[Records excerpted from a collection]
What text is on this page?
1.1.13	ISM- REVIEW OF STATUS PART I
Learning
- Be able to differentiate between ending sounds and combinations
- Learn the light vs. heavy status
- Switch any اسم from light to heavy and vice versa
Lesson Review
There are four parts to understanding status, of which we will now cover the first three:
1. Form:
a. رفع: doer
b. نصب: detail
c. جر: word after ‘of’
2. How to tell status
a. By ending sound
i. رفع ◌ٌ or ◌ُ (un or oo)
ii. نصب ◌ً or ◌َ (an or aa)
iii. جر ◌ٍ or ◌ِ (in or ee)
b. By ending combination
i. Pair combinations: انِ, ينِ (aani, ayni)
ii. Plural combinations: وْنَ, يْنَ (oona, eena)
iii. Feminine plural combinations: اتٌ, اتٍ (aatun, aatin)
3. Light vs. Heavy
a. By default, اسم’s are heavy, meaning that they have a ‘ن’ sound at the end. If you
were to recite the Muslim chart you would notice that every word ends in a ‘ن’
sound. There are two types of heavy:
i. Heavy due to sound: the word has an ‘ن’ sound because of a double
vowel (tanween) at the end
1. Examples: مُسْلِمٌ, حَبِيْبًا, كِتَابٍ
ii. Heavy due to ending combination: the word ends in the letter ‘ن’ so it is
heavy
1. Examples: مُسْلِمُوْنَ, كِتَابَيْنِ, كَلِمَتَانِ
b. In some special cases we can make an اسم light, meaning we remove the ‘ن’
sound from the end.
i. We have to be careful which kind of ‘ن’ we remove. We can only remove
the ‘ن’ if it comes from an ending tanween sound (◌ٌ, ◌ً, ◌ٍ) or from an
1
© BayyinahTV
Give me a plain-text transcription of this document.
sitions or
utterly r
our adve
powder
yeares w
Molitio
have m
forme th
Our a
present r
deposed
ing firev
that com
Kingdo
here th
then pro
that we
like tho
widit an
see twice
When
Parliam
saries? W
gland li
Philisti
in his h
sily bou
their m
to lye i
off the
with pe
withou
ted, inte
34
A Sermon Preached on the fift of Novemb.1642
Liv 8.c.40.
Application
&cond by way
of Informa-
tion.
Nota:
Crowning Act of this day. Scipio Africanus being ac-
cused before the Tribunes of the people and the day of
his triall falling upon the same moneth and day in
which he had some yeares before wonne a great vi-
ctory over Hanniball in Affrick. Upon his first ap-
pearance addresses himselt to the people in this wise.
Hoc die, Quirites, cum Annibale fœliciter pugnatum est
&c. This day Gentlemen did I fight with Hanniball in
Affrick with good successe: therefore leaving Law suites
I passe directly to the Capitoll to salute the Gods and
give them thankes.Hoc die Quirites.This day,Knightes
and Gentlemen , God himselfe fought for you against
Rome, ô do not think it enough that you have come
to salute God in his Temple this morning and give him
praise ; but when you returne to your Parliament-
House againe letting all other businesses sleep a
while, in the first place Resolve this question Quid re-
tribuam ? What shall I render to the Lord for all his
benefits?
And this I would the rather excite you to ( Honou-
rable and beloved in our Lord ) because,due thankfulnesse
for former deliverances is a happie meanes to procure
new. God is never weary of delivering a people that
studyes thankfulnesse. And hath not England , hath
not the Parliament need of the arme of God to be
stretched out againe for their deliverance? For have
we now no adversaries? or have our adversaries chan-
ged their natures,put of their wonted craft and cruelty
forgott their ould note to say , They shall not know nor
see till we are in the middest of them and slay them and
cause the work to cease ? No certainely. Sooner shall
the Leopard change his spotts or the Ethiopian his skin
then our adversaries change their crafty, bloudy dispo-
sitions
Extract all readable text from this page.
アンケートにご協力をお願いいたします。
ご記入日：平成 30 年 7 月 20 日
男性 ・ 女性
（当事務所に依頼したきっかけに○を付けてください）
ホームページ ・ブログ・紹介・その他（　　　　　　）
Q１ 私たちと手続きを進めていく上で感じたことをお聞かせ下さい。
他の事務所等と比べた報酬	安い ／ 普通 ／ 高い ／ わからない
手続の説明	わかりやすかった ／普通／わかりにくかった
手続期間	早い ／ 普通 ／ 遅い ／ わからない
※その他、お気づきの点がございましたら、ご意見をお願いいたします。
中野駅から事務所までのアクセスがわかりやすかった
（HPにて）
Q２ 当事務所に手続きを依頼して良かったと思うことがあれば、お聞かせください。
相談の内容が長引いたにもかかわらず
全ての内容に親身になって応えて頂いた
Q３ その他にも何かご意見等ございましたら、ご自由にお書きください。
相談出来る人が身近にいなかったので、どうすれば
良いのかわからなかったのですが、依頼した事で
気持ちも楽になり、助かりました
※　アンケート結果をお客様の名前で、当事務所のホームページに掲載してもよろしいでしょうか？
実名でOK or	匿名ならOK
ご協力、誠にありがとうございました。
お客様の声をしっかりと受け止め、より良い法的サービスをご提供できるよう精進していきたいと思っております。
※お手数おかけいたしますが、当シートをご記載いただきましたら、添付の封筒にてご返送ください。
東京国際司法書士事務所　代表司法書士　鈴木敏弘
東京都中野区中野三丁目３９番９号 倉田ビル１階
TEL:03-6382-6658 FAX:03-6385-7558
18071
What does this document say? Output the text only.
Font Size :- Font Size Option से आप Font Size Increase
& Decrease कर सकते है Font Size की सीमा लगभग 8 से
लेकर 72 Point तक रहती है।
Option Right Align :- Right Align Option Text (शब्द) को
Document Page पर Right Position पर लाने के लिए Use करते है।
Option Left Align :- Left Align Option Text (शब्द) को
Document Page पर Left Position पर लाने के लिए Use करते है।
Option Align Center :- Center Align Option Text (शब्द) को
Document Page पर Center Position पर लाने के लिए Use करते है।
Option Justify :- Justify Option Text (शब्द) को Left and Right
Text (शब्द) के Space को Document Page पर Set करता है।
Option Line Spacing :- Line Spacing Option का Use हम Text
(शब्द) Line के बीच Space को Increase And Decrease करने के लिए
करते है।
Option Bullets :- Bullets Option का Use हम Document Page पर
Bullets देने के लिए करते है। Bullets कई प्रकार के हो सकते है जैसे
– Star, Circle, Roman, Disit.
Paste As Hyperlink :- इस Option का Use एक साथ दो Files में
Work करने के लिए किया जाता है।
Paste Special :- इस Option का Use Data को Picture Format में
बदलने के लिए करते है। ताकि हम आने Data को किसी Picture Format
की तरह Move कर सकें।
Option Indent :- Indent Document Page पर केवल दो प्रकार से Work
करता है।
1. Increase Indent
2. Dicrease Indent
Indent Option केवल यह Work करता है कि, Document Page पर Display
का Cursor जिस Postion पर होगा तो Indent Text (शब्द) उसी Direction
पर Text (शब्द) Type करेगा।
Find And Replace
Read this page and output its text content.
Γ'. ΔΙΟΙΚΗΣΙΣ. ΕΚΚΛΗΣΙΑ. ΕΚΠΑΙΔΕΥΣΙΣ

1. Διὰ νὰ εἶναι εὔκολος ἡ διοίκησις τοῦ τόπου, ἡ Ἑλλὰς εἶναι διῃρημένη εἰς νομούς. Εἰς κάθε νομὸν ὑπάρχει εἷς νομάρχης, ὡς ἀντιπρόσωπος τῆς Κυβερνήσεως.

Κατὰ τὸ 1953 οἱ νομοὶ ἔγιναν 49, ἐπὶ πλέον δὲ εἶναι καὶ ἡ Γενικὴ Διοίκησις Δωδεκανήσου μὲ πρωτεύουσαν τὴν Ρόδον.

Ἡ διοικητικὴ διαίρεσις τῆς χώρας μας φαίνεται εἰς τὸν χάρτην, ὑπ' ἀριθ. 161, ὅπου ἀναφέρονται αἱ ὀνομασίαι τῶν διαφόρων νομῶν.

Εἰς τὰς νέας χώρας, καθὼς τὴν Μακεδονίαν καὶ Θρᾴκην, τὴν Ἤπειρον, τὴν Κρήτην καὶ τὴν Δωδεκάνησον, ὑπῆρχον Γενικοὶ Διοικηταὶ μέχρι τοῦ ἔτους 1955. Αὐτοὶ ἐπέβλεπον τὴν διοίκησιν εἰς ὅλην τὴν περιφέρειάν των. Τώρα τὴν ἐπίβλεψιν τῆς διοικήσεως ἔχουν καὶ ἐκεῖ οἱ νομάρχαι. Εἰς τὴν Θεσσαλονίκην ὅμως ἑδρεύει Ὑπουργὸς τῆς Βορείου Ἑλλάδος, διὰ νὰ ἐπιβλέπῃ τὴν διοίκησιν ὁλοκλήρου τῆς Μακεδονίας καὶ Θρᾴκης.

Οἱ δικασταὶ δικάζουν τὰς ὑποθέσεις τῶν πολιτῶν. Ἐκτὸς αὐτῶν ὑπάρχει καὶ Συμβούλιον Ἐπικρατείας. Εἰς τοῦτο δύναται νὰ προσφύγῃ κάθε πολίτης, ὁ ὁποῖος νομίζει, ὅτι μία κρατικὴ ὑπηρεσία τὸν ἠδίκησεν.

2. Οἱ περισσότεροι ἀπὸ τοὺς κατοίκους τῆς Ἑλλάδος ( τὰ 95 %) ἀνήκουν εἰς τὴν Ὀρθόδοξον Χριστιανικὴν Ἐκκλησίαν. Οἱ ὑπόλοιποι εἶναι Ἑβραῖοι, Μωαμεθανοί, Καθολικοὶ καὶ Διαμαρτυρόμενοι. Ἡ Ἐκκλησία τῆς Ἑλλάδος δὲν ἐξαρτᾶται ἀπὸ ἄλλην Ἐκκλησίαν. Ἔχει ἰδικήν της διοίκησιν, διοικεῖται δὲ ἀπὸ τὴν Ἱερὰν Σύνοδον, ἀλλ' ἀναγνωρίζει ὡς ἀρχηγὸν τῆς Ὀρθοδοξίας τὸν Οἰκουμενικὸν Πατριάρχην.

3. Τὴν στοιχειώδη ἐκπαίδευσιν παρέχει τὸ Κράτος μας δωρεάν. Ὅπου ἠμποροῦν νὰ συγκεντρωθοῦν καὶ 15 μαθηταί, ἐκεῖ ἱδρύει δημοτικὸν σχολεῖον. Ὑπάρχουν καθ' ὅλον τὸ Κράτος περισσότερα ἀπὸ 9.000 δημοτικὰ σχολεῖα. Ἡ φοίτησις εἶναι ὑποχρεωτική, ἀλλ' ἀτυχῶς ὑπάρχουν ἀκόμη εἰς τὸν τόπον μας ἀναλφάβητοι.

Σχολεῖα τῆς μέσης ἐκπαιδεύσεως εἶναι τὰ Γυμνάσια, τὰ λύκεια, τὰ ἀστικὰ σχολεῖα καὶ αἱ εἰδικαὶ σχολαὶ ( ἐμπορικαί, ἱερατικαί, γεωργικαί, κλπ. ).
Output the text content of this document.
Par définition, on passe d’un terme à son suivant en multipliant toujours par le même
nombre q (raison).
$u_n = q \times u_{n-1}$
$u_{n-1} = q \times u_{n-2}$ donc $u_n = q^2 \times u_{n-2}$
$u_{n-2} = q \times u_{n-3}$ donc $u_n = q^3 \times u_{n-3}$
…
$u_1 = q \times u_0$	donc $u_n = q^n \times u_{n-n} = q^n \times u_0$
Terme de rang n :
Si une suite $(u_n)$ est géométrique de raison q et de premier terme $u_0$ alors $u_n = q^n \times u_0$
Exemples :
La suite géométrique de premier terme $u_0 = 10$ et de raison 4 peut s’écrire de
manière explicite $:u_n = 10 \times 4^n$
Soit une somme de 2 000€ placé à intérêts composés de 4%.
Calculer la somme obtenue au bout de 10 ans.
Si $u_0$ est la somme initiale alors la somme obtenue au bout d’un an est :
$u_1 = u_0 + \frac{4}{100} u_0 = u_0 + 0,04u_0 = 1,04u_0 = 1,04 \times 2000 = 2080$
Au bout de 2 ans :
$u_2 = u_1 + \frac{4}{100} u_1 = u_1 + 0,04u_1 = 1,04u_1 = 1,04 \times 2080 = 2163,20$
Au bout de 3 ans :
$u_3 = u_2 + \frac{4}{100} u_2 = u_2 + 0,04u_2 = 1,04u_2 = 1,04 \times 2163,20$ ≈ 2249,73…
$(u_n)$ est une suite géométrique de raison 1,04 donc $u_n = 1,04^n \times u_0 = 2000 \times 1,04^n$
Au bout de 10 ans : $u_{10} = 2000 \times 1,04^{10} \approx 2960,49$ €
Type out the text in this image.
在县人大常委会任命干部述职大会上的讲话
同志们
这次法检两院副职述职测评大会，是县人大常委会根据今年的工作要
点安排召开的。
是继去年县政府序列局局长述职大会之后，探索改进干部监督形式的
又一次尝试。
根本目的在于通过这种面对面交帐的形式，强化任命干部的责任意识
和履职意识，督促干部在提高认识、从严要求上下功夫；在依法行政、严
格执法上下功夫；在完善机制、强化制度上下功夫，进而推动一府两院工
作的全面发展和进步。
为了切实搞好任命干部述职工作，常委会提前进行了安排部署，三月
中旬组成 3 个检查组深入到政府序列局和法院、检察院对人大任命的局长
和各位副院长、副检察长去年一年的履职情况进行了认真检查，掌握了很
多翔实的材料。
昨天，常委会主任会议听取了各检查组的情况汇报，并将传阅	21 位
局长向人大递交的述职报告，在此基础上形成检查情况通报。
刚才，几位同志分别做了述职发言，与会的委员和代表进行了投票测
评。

THE PROBLEM: Out of the preceding entries, pull every line containing the string "Font".

WRITTEN ANSWER:
Font Size :- Font Size Option से आप Font Size Increase
& Decrease कर सकते है Font Size की सीमा लगभग 8 से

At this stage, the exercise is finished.